Extracted entries:
----
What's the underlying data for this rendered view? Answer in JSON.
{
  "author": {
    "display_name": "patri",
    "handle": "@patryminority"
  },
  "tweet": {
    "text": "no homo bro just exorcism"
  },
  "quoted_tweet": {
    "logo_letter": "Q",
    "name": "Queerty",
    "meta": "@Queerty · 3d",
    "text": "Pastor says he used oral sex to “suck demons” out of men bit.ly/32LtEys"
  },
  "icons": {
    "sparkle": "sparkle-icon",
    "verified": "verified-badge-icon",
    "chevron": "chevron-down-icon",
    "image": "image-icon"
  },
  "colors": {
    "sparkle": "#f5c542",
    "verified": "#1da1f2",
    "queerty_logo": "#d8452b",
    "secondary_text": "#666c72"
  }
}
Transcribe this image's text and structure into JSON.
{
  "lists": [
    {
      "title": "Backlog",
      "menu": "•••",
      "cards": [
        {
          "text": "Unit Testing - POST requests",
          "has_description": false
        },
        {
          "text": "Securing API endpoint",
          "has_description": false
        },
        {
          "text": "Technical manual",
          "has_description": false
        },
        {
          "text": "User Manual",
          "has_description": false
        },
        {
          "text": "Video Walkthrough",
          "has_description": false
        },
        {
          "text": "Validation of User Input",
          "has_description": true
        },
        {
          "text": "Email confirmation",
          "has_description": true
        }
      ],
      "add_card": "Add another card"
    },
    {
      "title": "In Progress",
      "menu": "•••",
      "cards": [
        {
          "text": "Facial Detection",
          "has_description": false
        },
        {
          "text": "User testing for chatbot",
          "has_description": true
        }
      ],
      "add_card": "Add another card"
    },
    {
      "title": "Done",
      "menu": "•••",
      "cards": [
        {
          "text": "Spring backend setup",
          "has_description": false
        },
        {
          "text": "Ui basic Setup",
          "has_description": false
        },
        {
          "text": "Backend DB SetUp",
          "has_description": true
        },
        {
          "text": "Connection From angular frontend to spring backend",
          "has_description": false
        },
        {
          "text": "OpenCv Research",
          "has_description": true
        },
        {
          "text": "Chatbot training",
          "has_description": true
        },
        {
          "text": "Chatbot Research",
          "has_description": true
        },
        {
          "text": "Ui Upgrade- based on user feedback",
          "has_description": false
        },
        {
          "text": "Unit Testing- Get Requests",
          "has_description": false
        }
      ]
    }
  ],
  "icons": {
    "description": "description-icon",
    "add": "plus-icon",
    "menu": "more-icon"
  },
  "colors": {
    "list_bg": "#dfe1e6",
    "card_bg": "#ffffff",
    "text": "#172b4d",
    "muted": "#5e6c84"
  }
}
----
Aim: Your task is to return the full listing exactly as it was given.

Answer to the task:
What's the underlying data for this rendered view? Answer in JSON.
{
  "author": {
    "display_name": "patri",
    "handle": "@patryminority"
  },
  "tweet": {
    "text": "no homo bro just exorcism"
  },
  "quoted_tweet": {
    "logo_letter": "Q",
    "name": "Queerty",
    "meta": "@Queerty · 3d",
    "text": "Pastor says he used oral sex to “suck demons” out of men bit.ly/32LtEys"
  },
  "icons": {
    "sparkle": "sparkle-icon",
    "verified": "verified-badge-icon",
    "chevron": "chevron-down-icon",
    "image": "image-icon"
  },
  "colors": {
    "sparkle": "#f5c542",
    "verified": "#1da1f2",
    "queerty_logo": "#d8452b",
    "secondary_text": "#666c72"
  }
}
Transcribe this image's text and structure into JSON.
{
  "lists": [
    {
      "title": "Backlog",
      "menu": "•••",
      "cards": [
        {
          "text": "Unit Testing - POST requests",
          "has_description": false
        },
        {
          "text": "Securing API endpoint",
          "has_description": false
        },
        {
          "text": "Technical manual",
          "has_description": false
        },
        {
          "text": "User Manual",
          "has_description": false
        },
        {
          "text": "Video Walkthrough",
          "has_description": false
        },
        {
          "text": "Validation of User Input",
          "has_description": true
        },
        {
          "text": "Email confirmation",
          "has_description": true
        }
      ],
      "add_card": "Add another card"
    },
    {
      "title": "In Progress",
      "menu": "•••",
      "cards": [
        {
          "text": "Facial Detection",
          "has_description": false
        },
        {
          "text": "User testing for chatbot",
          "has_description": true
        }
      ],
      "add_card": "Add another card"
    },
    {
      "title": "Done",
      "menu": "•••",
      "cards": [
        {
          "text": "Spring backend setup",
          "has_description": false
        },
        {
          "text": "Ui basic Setup",
          "has_description": false
        },
        {
          "text": "Backend DB SetUp",
          "has_description": true
        },
        {
          "text": "Connection From angular frontend to spring backend",
          "has_description": false
        },
        {
          "text": "OpenCv Research",
          "has_description": true
        },
        {
          "text": "Chatbot training",
          "has_description": true
        },
        {
          "text": "Chatbot Research",
          "has_description": true
        },
        {
          "text": "Ui Upgrade- based on user feedback",
          "has_description": false
        },
        {
          "text": "Unit Testing- Get Requests",
          "has_description": false
        }
      ]
    }
  ],
  "icons": {
    "description": "description-icon",
    "add": "plus-icon",
    "menu": "more-icon"
  },
  "colors": {
    "list_bg": "#dfe1e6",
    "card_bg": "#ffffff",
    "text": "#172b4d",
    "muted": "#5e6c84"
  }
}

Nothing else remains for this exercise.